** START DATA SHOWN **

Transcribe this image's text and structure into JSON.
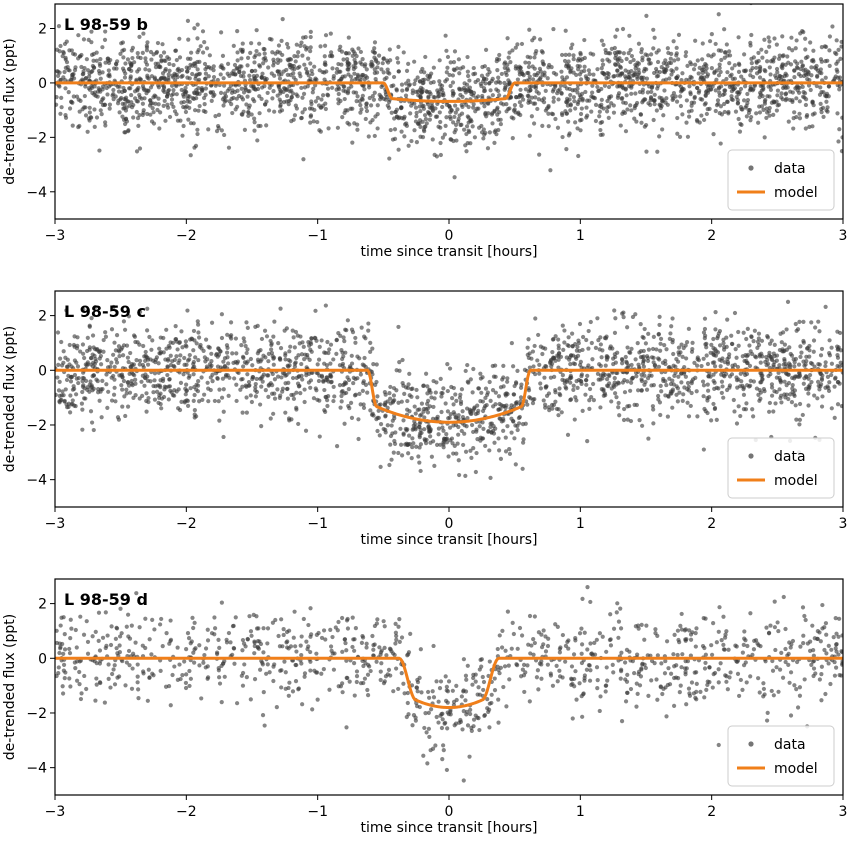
{
  "chart_data": [
    {
      "type": "scatter",
      "title": "L 98-59 b",
      "xlabel": "time since transit [hours]",
      "ylabel": "de-trended flux (ppt)",
      "xlim": [
        -3,
        3
      ],
      "ylim": [
        -5,
        2.9
      ],
      "xticks": [
        -3,
        -2,
        -1,
        0,
        1,
        2,
        3
      ],
      "yticks": [
        2,
        0,
        -2,
        -4
      ],
      "tick_labels_x": [
        "−3",
        "−2",
        "−1",
        "0",
        "1",
        "2",
        "3"
      ],
      "tick_labels_y": [
        "2",
        "0",
        "−2",
        "−4"
      ],
      "legend": {
        "placement": "lower-right",
        "entries": [
          "data",
          "model"
        ]
      },
      "colors": {
        "data": "#3a3a3a",
        "model": "#f07f1a"
      },
      "series": [
        {
          "name": "data",
          "kind": "scatter",
          "count": 2600,
          "seed": 11,
          "noise_sd": 0.85
        },
        {
          "name": "model",
          "kind": "line",
          "depth": 0.68,
          "ingress_start": -0.5,
          "ingress_end": -0.43,
          "egress_start": 0.43,
          "egress_end": 0.5,
          "limb_curvature": 0.15
        }
      ]
    },
    {
      "type": "scatter",
      "title": "L 98-59 c",
      "xlabel": "time since transit [hours]",
      "ylabel": "de-trended flux (ppt)",
      "xlim": [
        -3,
        3
      ],
      "ylim": [
        -5,
        2.9
      ],
      "xticks": [
        -3,
        -2,
        -1,
        0,
        1,
        2,
        3
      ],
      "yticks": [
        2,
        0,
        -2,
        -4
      ],
      "tick_labels_x": [
        "−3",
        "−2",
        "−1",
        "0",
        "1",
        "2",
        "3"
      ],
      "tick_labels_y": [
        "2",
        "0",
        "−2",
        "−4"
      ],
      "legend": {
        "placement": "lower-right",
        "entries": [
          "data",
          "model"
        ]
      },
      "colors": {
        "data": "#3a3a3a",
        "model": "#f07f1a"
      },
      "series": [
        {
          "name": "data",
          "kind": "scatter",
          "count": 2200,
          "seed": 23,
          "noise_sd": 0.85
        },
        {
          "name": "model",
          "kind": "line",
          "depth": 1.9,
          "ingress_start": -0.62,
          "ingress_end": -0.55,
          "egress_start": 0.55,
          "egress_end": 0.62,
          "limb_curvature": 0.3
        }
      ]
    },
    {
      "type": "scatter",
      "title": "L 98-59 d",
      "xlabel": "time since transit [hours]",
      "ylabel": "de-trended flux (ppt)",
      "xlim": [
        -3,
        3
      ],
      "ylim": [
        -5,
        2.9
      ],
      "xticks": [
        -3,
        -2,
        -1,
        0,
        1,
        2,
        3
      ],
      "yticks": [
        2,
        0,
        -2,
        -4
      ],
      "tick_labels_x": [
        "−3",
        "−2",
        "−1",
        "0",
        "1",
        "2",
        "3"
      ],
      "tick_labels_y": [
        "2",
        "0",
        "−2",
        "−4"
      ],
      "legend": {
        "placement": "lower-right",
        "entries": [
          "data",
          "model"
        ]
      },
      "colors": {
        "data": "#3a3a3a",
        "model": "#f07f1a"
      },
      "series": [
        {
          "name": "data",
          "kind": "scatter",
          "count": 1100,
          "seed": 37,
          "noise_sd": 0.85
        },
        {
          "name": "model",
          "kind": "line",
          "depth": 1.8,
          "ingress_start": -0.38,
          "ingress_end": -0.25,
          "egress_start": 0.25,
          "egress_end": 0.38,
          "limb_curvature": 0.15
        }
      ]
    }
  ]
}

** END DATA SHOWN **

Each record must be quoted in full and exactly. Do not include the pictures.

EXERCISE SOLUTION>
Transcribe this image's text and structure into JSON.
{
  "chart_data": [
    {
      "type": "scatter",
      "title": "L 98-59 b",
      "xlabel": "time since transit [hours]",
      "ylabel": "de-trended flux (ppt)",
      "xlim": [
        -3,
        3
      ],
      "ylim": [
        -5,
        2.9
      ],
      "xticks": [
        -3,
        -2,
        -1,
        0,
        1,
        2,
        3
      ],
      "yticks": [
        2,
        0,
        -2,
        -4
      ],
      "tick_labels_x": [
        "−3",
        "−2",
        "−1",
        "0",
        "1",
        "2",
        "3"
      ],
      "tick_labels_y": [
        "2",
        "0",
        "−2",
        "−4"
      ],
      "legend": {
        "placement": "lower-right",
        "entries": [
          "data",
          "model"
        ]
      },
      "colors": {
        "data": "#3a3a3a",
        "model": "#f07f1a"
      },
      "series": [
        {
          "name": "data",
          "kind": "scatter",
          "count": 2600,
          "seed": 11,
          "noise_sd": 0.85
        },
        {
          "name": "model",
          "kind": "line",
          "depth": 0.68,
          "ingress_start": -0.5,
          "ingress_end": -0.43,
          "egress_start": 0.43,
          "egress_end": 0.5,
          "limb_curvature": 0.15
        }
      ]
    },
    {
      "type": "scatter",
      "title": "L 98-59 c",
      "xlabel": "time since transit [hours]",
      "ylabel": "de-trended flux (ppt)",
      "xlim": [
        -3,
        3
      ],
      "ylim": [
        -5,
        2.9
      ],
      "xticks": [
        -3,
        -2,
        -1,
        0,
        1,
        2,
        3
      ],
      "yticks": [
        2,
        0,
        -2,
        -4
      ],
      "tick_labels_x": [
        "−3",
        "−2",
        "−1",
        "0",
        "1",
        "2",
        "3"
      ],
      "tick_labels_y": [
        "2",
        "0",
        "−2",
        "−4"
      ],
      "legend": {
        "placement": "lower-right",
        "entries": [
          "data",
          "model"
        ]
      },
      "colors": {
        "data": "#3a3a3a",
        "model": "#f07f1a"
      },
      "series": [
        {
          "name": "data",
          "kind": "scatter",
          "count": 2200,
          "seed": 23,
          "noise_sd": 0.85
        },
        {
          "name": "model",
          "kind": "line",
          "depth": 1.9,
          "ingress_start": -0.62,
          "ingress_end": -0.55,
          "egress_start": 0.55,
          "egress_end": 0.62,
          "limb_curvature": 0.3
        }
      ]
    },
    {
      "type": "scatter",
      "title": "L 98-59 d",
      "xlabel": "time since transit [hours]",
      "ylabel": "de-trended flux (ppt)",
      "xlim": [
        -3,
        3
      ],
      "ylim": [
        -5,
        2.9
      ],
      "xticks": [
        -3,
        -2,
        -1,
        0,
        1,
        2,
        3
      ],
      "yticks": [
        2,
        0,
        -2,
        -4
      ],
      "tick_labels_x": [
        "−3",
        "−2",
        "−1",
        "0",
        "1",
        "2",
        "3"
      ],
      "tick_labels_y": [
        "2",
        "0",
        "−2",
        "−4"
      ],
      "legend": {
        "placement": "lower-right",
        "entries": [
          "data",
          "model"
        ]
      },
      "colors": {
        "data": "#3a3a3a",
        "model": "#f07f1a"
      },
      "series": [
        {
          "name": "data",
          "kind": "scatter",
          "count": 1100,
          "seed": 37,
          "noise_sd": 0.85
        },
        {
          "name": "model",
          "kind": "line",
          "depth": 1.8,
          "ingress_start": -0.38,
          "ingress_end": -0.25,
          "egress_start": 0.25,
          "egress_end": 0.38,
          "limb_curvature": 0.15
        }
      ]
    }
  ]
}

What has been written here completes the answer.